Can you write out the whole listing exactly?

(Saved entries)
▼▼▼

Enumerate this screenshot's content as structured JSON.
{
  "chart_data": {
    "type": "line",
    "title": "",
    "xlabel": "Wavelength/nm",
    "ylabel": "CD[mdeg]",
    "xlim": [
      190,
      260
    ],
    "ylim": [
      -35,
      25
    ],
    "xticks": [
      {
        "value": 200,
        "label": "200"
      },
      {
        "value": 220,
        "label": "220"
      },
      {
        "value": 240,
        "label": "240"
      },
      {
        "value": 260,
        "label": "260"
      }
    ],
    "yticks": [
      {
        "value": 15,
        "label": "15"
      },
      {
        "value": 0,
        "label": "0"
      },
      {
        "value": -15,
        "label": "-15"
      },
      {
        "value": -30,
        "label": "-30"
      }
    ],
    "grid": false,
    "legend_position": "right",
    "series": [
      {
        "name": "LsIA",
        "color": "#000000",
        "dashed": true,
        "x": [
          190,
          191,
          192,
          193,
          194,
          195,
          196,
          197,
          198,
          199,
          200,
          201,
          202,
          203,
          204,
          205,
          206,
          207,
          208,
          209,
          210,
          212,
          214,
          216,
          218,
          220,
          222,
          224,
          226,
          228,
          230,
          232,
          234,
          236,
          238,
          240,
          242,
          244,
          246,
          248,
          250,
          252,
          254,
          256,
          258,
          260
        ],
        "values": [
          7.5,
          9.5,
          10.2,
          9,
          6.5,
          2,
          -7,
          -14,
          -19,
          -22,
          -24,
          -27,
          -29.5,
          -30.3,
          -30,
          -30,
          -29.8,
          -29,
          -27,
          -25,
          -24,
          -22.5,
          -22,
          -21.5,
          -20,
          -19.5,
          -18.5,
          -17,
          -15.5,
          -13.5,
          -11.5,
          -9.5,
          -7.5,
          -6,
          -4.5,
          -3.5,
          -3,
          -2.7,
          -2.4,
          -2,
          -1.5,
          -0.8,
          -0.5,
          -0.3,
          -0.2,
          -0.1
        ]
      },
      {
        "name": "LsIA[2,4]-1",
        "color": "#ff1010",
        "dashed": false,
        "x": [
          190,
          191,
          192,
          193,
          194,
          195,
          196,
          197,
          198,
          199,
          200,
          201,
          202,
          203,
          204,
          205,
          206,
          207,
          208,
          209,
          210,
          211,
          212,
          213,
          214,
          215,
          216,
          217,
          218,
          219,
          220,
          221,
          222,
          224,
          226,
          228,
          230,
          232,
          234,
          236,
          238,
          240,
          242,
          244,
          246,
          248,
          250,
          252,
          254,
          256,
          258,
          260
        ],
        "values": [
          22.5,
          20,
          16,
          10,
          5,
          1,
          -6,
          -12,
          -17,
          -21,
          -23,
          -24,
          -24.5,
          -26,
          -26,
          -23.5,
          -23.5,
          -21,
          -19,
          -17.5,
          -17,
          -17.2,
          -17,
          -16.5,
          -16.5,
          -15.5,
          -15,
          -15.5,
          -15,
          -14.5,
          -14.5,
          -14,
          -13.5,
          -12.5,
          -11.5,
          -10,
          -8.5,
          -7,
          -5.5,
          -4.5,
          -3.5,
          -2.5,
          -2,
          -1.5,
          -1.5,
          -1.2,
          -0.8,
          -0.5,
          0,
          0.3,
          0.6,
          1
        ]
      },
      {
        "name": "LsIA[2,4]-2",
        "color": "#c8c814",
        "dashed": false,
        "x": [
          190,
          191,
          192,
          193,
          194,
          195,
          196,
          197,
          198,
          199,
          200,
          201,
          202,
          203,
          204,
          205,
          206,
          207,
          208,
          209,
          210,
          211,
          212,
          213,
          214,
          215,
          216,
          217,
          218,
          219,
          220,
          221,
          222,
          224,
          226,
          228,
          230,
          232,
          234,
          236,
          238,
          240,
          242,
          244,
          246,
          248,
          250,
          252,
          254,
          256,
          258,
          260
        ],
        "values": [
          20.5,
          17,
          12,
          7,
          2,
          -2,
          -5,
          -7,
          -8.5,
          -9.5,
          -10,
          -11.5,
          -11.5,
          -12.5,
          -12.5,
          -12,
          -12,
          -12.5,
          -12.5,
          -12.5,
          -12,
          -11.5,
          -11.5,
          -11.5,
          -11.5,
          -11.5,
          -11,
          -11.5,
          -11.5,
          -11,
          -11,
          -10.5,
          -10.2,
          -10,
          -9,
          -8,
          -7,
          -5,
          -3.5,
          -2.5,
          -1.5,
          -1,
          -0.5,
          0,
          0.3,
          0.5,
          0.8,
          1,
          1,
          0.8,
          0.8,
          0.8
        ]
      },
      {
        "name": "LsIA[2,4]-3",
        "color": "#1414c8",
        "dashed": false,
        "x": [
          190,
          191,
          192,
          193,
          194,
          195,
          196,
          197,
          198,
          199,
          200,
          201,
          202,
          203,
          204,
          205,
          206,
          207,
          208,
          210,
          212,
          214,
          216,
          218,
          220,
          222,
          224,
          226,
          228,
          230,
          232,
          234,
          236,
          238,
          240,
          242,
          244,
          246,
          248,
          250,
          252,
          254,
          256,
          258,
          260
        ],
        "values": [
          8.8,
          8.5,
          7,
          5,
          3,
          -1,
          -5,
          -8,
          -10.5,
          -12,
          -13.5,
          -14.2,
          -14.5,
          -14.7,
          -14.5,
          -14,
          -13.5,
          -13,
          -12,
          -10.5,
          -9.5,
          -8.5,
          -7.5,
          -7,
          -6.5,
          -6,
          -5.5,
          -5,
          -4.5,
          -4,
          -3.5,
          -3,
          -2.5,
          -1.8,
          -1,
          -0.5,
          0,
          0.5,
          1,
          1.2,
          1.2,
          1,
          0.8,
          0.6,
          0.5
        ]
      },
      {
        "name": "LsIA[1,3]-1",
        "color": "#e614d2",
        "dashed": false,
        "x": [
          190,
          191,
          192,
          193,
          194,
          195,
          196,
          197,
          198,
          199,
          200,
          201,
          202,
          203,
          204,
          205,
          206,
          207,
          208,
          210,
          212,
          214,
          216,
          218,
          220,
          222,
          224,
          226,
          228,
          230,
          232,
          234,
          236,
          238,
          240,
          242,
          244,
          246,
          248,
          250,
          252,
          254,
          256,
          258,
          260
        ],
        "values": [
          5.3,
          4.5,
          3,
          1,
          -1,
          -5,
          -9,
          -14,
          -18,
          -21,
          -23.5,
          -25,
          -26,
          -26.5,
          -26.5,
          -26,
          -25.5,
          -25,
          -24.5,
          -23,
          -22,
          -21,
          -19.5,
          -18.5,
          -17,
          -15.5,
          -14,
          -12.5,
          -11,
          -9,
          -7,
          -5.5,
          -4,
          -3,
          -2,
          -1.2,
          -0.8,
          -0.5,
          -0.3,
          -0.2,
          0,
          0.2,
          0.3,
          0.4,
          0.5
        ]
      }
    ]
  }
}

▲▲▲

§ Task result:
Enumerate this screenshot's content as structured JSON.
{
  "chart_data": {
    "type": "line",
    "title": "",
    "xlabel": "Wavelength/nm",
    "ylabel": "CD[mdeg]",
    "xlim": [
      190,
      260
    ],
    "ylim": [
      -35,
      25
    ],
    "xticks": [
      {
        "value": 200,
        "label": "200"
      },
      {
        "value": 220,
        "label": "220"
      },
      {
        "value": 240,
        "label": "240"
      },
      {
        "value": 260,
        "label": "260"
      }
    ],
    "yticks": [
      {
        "value": 15,
        "label": "15"
      },
      {
        "value": 0,
        "label": "0"
      },
      {
        "value": -15,
        "label": "-15"
      },
      {
        "value": -30,
        "label": "-30"
      }
    ],
    "grid": false,
    "legend_position": "right",
    "series": [
      {
        "name": "LsIA",
        "color": "#000000",
        "dashed": true,
        "x": [
          190,
          191,
          192,
          193,
          194,
          195,
          196,
          197,
          198,
          199,
          200,
          201,
          202,
          203,
          204,
          205,
          206,
          207,
          208,
          209,
          210,
          212,
          214,
          216,
          218,
          220,
          222,
          224,
          226,
          228,
          230,
          232,
          234,
          236,
          238,
          240,
          242,
          244,
          246,
          248,
          250,
          252,
          254,
          256,
          258,
          260
        ],
        "values": [
          7.5,
          9.5,
          10.2,
          9,
          6.5,
          2,
          -7,
          -14,
          -19,
          -22,
          -24,
          -27,
          -29.5,
          -30.3,
          -30,
          -30,
          -29.8,
          -29,
          -27,
          -25,
          -24,
          -22.5,
          -22,
          -21.5,
          -20,
          -19.5,
          -18.5,
          -17,
          -15.5,
          -13.5,
          -11.5,
          -9.5,
          -7.5,
          -6,
          -4.5,
          -3.5,
          -3,
          -2.7,
          -2.4,
          -2,
          -1.5,
          -0.8,
          -0.5,
          -0.3,
          -0.2,
          -0.1
        ]
      },
      {
        "name": "LsIA[2,4]-1",
        "color": "#ff1010",
        "dashed": false,
        "x": [
          190,
          191,
          192,
          193,
          194,
          195,
          196,
          197,
          198,
          199,
          200,
          201,
          202,
          203,
          204,
          205,
          206,
          207,
          208,
          209,
          210,
          211,
          212,
          213,
          214,
          215,
          216,
          217,
          218,
          219,
          220,
          221,
          222,
          224,
          226,
          228,
          230,
          232,
          234,
          236,
          238,
          240,
          242,
          244,
          246,
          248,
          250,
          252,
          254,
          256,
          258,
          260
        ],
        "values": [
          22.5,
          20,
          16,
          10,
          5,
          1,
          -6,
          -12,
          -17,
          -21,
          -23,
          -24,
          -24.5,
          -26,
          -26,
          -23.5,
          -23.5,
          -21,
          -19,
          -17.5,
          -17,
          -17.2,
          -17,
          -16.5,
          -16.5,
          -15.5,
          -15,
          -15.5,
          -15,
          -14.5,
          -14.5,
          -14,
          -13.5,
          -12.5,
          -11.5,
          -10,
          -8.5,
          -7,
          -5.5,
          -4.5,
          -3.5,
          -2.5,
          -2,
          -1.5,
          -1.5,
          -1.2,
          -0.8,
          -0.5,
          0,
          0.3,
          0.6,
          1
        ]
      },
      {
        "name": "LsIA[2,4]-2",
        "color": "#c8c814",
        "dashed": false,
        "x": [
          190,
          191,
          192,
          193,
          194,
          195,
          196,
          197,
          198,
          199,
          200,
          201,
          202,
          203,
          204,
          205,
          206,
          207,
          208,
          209,
          210,
          211,
          212,
          213,
          214,
          215,
          216,
          217,
          218,
          219,
          220,
          221,
          222,
          224,
          226,
          228,
          230,
          232,
          234,
          236,
          238,
          240,
          242,
          244,
          246,
          248,
          250,
          252,
          254,
          256,
          258,
          260
        ],
        "values": [
          20.5,
          17,
          12,
          7,
          2,
          -2,
          -5,
          -7,
          -8.5,
          -9.5,
          -10,
          -11.5,
          -11.5,
          -12.5,
          -12.5,
          -12,
          -12,
          -12.5,
          -12.5,
          -12.5,
          -12,
          -11.5,
          -11.5,
          -11.5,
          -11.5,
          -11.5,
          -11,
          -11.5,
          -11.5,
          -11,
          -11,
          -10.5,
          -10.2,
          -10,
          -9,
          -8,
          -7,
          -5,
          -3.5,
          -2.5,
          -1.5,
          -1,
          -0.5,
          0,
          0.3,
          0.5,
          0.8,
          1,
          1,
          0.8,
          0.8,
          0.8
        ]
      },
      {
        "name": "LsIA[2,4]-3",
        "color": "#1414c8",
        "dashed": false,
        "x": [
          190,
          191,
          192,
          193,
          194,
          195,
          196,
          197,
          198,
          199,
          200,
          201,
          202,
          203,
          204,
          205,
          206,
          207,
          208,
          210,
          212,
          214,
          216,
          218,
          220,
          222,
          224,
          226,
          228,
          230,
          232,
          234,
          236,
          238,
          240,
          242,
          244,
          246,
          248,
          250,
          252,
          254,
          256,
          258,
          260
        ],
        "values": [
          8.8,
          8.5,
          7,
          5,
          3,
          -1,
          -5,
          -8,
          -10.5,
          -12,
          -13.5,
          -14.2,
          -14.5,
          -14.7,
          -14.5,
          -14,
          -13.5,
          -13,
          -12,
          -10.5,
          -9.5,
          -8.5,
          -7.5,
          -7,
          -6.5,
          -6,
          -5.5,
          -5,
          -4.5,
          -4,
          -3.5,
          -3,
          -2.5,
          -1.8,
          -1,
          -0.5,
          0,
          0.5,
          1,
          1.2,
          1.2,
          1,
          0.8,
          0.6,
          0.5
        ]
      },
      {
        "name": "LsIA[1,3]-1",
        "color": "#e614d2",
        "dashed": false,
        "x": [
          190,
          191,
          192,
          193,
          194,
          195,
          196,
          197,
          198,
          199,
          200,
          201,
          202,
          203,
          204,
          205,
          206,
          207,
          208,
          210,
          212,
          214,
          216,
          218,
          220,
          222,
          224,
          226,
          228,
          230,
          232,
          234,
          236,
          238,
          240,
          242,
          244,
          246,
          248,
          250,
          252,
          254,
          256,
          258,
          260
        ],
        "values": [
          5.3,
          4.5,
          3,
          1,
          -1,
          -5,
          -9,
          -14,
          -18,
          -21,
          -23.5,
          -25,
          -26,
          -26.5,
          -26.5,
          -26,
          -25.5,
          -25,
          -24.5,
          -23,
          -22,
          -21,
          -19.5,
          -18.5,
          -17,
          -15.5,
          -14,
          -12.5,
          -11,
          -9,
          -7,
          -5.5,
          -4,
          -3,
          -2,
          -1.2,
          -0.8,
          -0.5,
          -0.3,
          -0.2,
          0,
          0.2,
          0.3,
          0.4,
          0.5
        ]
      }
    ]
  }
}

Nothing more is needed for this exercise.